Records for processing =
________

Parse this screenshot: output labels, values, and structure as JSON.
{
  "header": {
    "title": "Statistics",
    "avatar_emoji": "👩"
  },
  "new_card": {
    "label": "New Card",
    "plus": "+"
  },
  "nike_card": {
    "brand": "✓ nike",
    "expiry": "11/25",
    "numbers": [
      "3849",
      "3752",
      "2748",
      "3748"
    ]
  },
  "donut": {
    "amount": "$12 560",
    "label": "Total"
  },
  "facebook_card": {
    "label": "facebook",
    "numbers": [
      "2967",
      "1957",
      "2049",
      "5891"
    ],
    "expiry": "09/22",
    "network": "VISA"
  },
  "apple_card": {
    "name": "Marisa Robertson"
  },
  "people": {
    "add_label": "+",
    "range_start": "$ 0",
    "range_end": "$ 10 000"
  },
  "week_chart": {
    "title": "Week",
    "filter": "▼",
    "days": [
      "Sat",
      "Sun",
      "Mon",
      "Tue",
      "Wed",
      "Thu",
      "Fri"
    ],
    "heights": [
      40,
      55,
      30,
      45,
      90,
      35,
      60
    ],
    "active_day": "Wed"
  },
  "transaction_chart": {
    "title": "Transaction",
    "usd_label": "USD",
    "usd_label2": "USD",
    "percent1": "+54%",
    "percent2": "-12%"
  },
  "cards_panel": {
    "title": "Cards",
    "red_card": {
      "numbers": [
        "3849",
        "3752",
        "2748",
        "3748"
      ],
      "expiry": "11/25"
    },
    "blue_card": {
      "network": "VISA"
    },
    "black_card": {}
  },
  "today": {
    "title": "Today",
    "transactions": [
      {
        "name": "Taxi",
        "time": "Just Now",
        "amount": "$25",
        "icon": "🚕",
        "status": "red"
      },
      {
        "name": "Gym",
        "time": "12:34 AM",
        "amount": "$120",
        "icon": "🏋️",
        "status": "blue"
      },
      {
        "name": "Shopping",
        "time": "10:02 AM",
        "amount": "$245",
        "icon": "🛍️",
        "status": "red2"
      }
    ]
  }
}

________

Keep only the lines that hold the string "title", and copy them out.

    "title": "Statistics",
    "title": "Week",
    "title": "Transaction",
    "title": "Cards",
    "title": "Today",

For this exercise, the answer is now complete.